(Items from a figure collection)

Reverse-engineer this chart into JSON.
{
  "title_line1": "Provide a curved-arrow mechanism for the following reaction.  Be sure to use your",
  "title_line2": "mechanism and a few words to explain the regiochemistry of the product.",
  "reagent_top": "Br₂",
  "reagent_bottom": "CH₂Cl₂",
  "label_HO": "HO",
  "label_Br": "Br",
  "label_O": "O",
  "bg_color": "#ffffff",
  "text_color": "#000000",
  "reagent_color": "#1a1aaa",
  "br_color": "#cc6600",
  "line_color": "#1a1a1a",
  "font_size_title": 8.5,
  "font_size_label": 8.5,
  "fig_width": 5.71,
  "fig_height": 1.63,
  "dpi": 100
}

- _REQUIREMENT_: Reproduce the material exactly, with every line intact.

- _TASK RESULT_:
Reverse-engineer this chart into JSON.
{
  "title_line1": "Provide a curved-arrow mechanism for the following reaction.  Be sure to use your",
  "title_line2": "mechanism and a few words to explain the regiochemistry of the product.",
  "reagent_top": "Br₂",
  "reagent_bottom": "CH₂Cl₂",
  "label_HO": "HO",
  "label_Br": "Br",
  "label_O": "O",
  "bg_color": "#ffffff",
  "text_color": "#000000",
  "reagent_color": "#1a1aaa",
  "br_color": "#cc6600",
  "line_color": "#1a1a1a",
  "font_size_title": 8.5,
  "font_size_label": 8.5,
  "fig_width": 5.71,
  "fig_height": 1.63,
  "dpi": 100
}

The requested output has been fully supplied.